PROBLEM TO WORK ON: Give, as a bare number, the count of lines that contain the word "Mean".

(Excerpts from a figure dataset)
========================

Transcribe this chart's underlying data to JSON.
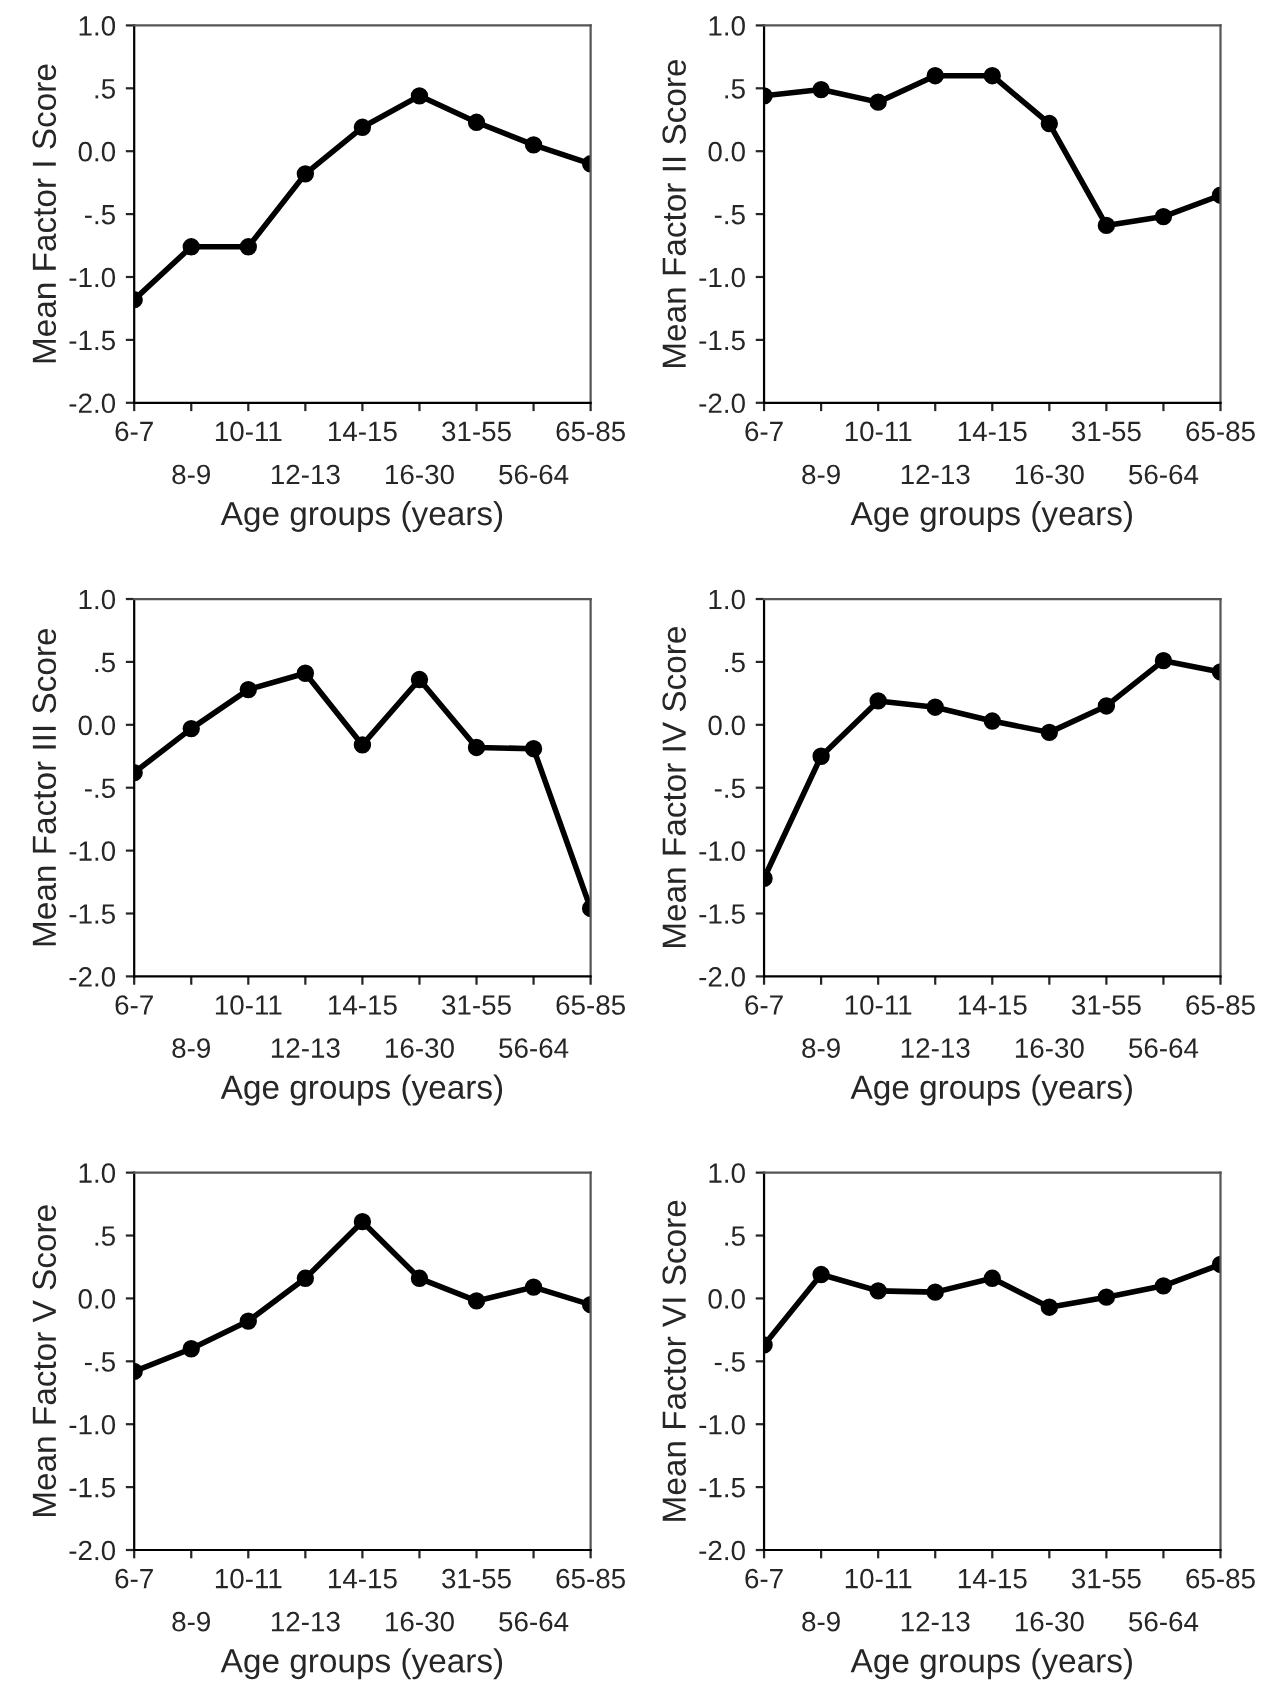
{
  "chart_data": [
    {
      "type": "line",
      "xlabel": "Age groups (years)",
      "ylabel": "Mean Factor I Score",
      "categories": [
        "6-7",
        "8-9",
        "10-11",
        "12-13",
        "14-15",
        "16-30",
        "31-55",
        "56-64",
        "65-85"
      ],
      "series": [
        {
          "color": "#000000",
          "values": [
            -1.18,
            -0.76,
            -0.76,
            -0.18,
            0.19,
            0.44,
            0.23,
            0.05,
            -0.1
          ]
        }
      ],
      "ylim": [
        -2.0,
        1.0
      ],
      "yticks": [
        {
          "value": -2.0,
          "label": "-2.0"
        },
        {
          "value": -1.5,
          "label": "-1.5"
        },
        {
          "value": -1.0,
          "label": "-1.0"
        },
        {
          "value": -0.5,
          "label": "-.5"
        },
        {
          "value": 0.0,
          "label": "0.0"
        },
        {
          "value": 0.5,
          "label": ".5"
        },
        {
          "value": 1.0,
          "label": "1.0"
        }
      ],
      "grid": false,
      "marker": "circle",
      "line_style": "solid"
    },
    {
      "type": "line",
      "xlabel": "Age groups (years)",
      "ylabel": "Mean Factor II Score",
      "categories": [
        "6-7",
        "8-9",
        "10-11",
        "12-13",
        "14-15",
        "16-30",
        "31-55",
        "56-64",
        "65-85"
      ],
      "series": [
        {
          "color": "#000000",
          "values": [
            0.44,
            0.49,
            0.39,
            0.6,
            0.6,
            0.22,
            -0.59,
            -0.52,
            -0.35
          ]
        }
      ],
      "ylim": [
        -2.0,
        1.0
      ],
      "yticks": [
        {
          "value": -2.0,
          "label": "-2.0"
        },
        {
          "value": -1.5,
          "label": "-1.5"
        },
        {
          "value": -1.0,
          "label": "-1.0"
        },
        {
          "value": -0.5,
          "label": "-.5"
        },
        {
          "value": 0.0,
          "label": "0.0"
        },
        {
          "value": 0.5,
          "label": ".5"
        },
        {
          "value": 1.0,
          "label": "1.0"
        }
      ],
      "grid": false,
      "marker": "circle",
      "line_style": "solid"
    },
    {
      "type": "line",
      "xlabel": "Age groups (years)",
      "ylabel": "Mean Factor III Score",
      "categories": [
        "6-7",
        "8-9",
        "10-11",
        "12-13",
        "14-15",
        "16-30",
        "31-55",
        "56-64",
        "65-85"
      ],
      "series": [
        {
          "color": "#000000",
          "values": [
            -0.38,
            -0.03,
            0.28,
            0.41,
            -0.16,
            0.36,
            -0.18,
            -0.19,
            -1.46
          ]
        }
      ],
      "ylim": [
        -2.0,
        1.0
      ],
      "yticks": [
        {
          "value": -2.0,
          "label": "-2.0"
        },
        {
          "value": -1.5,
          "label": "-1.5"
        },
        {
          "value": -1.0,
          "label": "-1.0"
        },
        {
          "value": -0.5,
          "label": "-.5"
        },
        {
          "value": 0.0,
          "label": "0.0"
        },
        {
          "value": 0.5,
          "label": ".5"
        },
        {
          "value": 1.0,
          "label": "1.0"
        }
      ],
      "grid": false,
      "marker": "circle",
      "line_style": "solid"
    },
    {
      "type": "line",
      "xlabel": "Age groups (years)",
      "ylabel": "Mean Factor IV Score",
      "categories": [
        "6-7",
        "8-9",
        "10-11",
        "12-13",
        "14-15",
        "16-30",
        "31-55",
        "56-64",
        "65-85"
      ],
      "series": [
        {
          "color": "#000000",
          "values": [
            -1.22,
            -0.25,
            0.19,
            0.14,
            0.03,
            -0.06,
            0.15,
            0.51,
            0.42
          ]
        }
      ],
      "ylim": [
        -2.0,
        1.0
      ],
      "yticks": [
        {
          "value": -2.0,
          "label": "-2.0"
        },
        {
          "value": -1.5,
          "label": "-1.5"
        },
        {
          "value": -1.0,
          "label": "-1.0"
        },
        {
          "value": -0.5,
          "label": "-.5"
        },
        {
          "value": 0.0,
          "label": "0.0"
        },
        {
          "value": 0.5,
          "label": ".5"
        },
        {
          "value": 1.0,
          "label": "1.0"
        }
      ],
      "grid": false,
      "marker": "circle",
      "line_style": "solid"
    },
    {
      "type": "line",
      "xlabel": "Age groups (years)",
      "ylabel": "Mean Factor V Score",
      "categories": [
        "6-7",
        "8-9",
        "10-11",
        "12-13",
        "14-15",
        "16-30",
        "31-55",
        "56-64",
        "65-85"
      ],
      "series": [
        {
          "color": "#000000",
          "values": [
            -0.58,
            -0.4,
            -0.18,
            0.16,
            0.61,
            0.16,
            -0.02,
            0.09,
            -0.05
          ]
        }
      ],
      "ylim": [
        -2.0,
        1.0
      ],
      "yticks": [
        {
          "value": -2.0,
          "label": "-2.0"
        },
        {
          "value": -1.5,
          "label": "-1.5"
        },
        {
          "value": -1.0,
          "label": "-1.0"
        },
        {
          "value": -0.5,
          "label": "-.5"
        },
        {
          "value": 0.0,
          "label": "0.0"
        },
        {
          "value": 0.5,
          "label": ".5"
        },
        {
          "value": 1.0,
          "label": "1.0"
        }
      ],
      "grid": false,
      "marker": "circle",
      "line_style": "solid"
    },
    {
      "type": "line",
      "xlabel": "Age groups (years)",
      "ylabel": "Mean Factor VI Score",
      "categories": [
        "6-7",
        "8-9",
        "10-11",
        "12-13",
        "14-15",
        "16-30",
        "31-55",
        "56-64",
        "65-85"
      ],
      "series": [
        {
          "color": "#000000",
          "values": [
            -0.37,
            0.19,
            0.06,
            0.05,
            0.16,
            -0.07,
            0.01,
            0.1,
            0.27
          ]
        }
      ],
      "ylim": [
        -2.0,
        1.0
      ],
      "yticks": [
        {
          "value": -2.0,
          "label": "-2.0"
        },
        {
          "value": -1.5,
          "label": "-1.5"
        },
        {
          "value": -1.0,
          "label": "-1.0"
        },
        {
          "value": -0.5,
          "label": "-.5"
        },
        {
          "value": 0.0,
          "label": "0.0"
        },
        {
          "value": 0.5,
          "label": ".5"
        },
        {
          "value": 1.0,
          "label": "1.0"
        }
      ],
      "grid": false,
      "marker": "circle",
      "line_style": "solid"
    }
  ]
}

========================

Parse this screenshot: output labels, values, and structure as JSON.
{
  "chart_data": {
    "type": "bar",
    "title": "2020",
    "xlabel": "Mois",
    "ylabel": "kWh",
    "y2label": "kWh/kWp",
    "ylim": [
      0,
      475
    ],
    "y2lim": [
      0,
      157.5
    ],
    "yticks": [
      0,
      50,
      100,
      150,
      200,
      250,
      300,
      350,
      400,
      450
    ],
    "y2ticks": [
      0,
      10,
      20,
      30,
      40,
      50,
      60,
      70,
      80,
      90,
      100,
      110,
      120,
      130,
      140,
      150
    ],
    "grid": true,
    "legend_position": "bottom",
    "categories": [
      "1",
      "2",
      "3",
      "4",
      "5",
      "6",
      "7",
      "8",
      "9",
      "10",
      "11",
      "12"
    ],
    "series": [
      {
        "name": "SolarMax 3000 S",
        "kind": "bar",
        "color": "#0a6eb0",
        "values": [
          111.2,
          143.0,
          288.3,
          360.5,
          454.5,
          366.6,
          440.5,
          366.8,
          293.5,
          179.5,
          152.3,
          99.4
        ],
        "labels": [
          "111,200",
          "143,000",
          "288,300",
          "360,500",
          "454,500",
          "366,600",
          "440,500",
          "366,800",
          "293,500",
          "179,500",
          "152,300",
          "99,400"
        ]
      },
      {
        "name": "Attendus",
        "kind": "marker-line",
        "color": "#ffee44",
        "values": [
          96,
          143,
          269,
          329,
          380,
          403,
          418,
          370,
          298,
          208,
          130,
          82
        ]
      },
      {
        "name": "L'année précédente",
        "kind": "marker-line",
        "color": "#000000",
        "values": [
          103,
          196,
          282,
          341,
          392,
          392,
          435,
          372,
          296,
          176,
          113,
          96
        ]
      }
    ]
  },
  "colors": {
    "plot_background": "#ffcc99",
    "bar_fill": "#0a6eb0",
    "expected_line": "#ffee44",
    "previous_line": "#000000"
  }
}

========================

WRITTEN ANSWER: 6